* Goal:
Reproduce every one of the records below with each occurrence of "WSUS server" changed to "update server" and all other text kept unchanged. Omit the pictures from your answer.

* Provided material:
####
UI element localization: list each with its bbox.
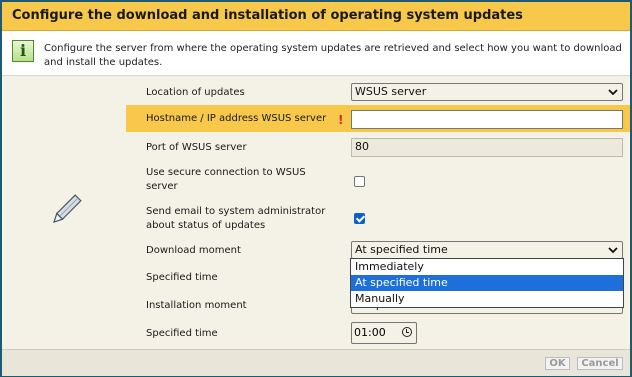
install-time-input[interactable]: 01:00 <box>351 322 417 344</box>
install-moment-label: Installation moment <box>146 300 247 311</box>
update-settings-dialog: Configure the download and installation … <box>0 0 632 377</box>
row-email: Send email to system administrator about… <box>126 205 630 235</box>
info-bar: i Configure the server from where the op… <box>2 31 630 76</box>
dialog-title-bar: Configure the download and installation … <box>2 2 630 31</box>
option-manually[interactable]: Manually <box>351 291 623 307</box>
info-icon: i <box>12 40 34 62</box>
chevron-down-icon <box>608 247 618 254</box>
location-value: WSUS server <box>355 85 427 98</box>
info-text: Configure the server from where the oper… <box>44 43 622 68</box>
option-immediately[interactable]: Immediately <box>351 259 623 275</box>
email-admin-checkbox[interactable] <box>354 213 365 224</box>
option-at-specified-time[interactable]: At specified time <box>351 275 623 291</box>
hostname-label: Hostname / IP address WSUS server <box>146 113 327 124</box>
port-input[interactable]: 80 <box>351 138 623 157</box>
download-moment-label: Download moment <box>146 245 241 256</box>
row-secure: Use secure connection to WSUS server <box>126 166 630 196</box>
location-select[interactable]: WSUS server <box>351 83 623 101</box>
ok-button[interactable]: OK <box>545 357 570 370</box>
port-label: Port of WSUS server <box>146 142 247 153</box>
install-time-value: 01:00 <box>354 326 386 339</box>
dialog-title: Configure the download and installation … <box>12 8 523 23</box>
download-time-label: Specified time <box>146 272 218 283</box>
secure-connection-checkbox[interactable] <box>354 176 365 187</box>
required-indicator: ! <box>338 113 344 127</box>
pencil-icon <box>53 194 82 223</box>
cancel-button[interactable]: Cancel <box>577 357 623 370</box>
download-moment-select[interactable]: At specified time <box>351 241 623 259</box>
hostname-input[interactable] <box>351 110 623 129</box>
clock-icon[interactable] <box>402 327 412 337</box>
download-moment-value: At specified time <box>355 243 448 256</box>
location-label: Location of updates <box>146 87 245 98</box>
secure-label: Use secure connection to WSUS server <box>146 167 306 192</box>
dialog-footer: OK Cancel <box>2 349 630 376</box>
chevron-down-icon <box>608 89 618 96</box>
install-time-label: Specified time <box>146 328 218 339</box>
email-label: Send email to system administrator about… <box>146 206 326 231</box>
download-moment-options: Immediately At specified time Manually <box>350 258 624 308</box>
####
* Reply to the exercise:
UI element localization: list each with its bbox.
install-time-input[interactable]: 01:00 <box>351 322 417 344</box>
install-moment-label: Installation moment <box>146 300 247 311</box>
update-settings-dialog: Configure the download and installation … <box>0 0 632 377</box>
row-email: Send email to system administrator about… <box>126 205 630 235</box>
info-bar: i Configure the server from where the op… <box>2 31 630 76</box>
dialog-title-bar: Configure the download and installation … <box>2 2 630 31</box>
option-manually[interactable]: Manually <box>351 291 623 307</box>
info-icon: i <box>12 40 34 62</box>
chevron-down-icon <box>608 247 618 254</box>
location-value: update server <box>355 85 427 98</box>
info-text: Configure the server from where the oper… <box>44 43 622 68</box>
option-immediately[interactable]: Immediately <box>351 259 623 275</box>
email-admin-checkbox[interactable] <box>354 213 365 224</box>
option-at-specified-time[interactable]: At specified time <box>351 275 623 291</box>
hostname-label: Hostname / IP address update server <box>146 113 327 124</box>
port-input[interactable]: 80 <box>351 138 623 157</box>
download-moment-label: Download moment <box>146 245 241 256</box>
row-secure: Use secure connection to update server <box>126 166 630 196</box>
location-select[interactable]: update server <box>351 83 623 101</box>
ok-button[interactable]: OK <box>545 357 570 370</box>
port-label: Port of update server <box>146 142 247 153</box>
install-time-value: 01:00 <box>354 326 386 339</box>
dialog-title: Configure the download and installation … <box>12 8 523 23</box>
download-time-label: Specified time <box>146 272 218 283</box>
secure-connection-checkbox[interactable] <box>354 176 365 187</box>
required-indicator: ! <box>338 113 344 127</box>
pencil-icon <box>53 194 82 223</box>
cancel-button[interactable]: Cancel <box>577 357 623 370</box>
download-moment-select[interactable]: At specified time <box>351 241 623 259</box>
hostname-input[interactable] <box>351 110 623 129</box>
clock-icon[interactable] <box>402 327 412 337</box>
download-moment-value: At specified time <box>355 243 448 256</box>
location-label: Location of updates <box>146 87 245 98</box>
secure-label: Use secure connection to update server <box>146 167 306 192</box>
dialog-footer: OK Cancel <box>2 349 630 376</box>
chevron-down-icon <box>608 89 618 96</box>
install-time-label: Specified time <box>146 328 218 339</box>
email-label: Send email to system administrator about… <box>146 206 326 231</box>
download-moment-options: Immediately At specified time Manually <box>350 258 624 308</box>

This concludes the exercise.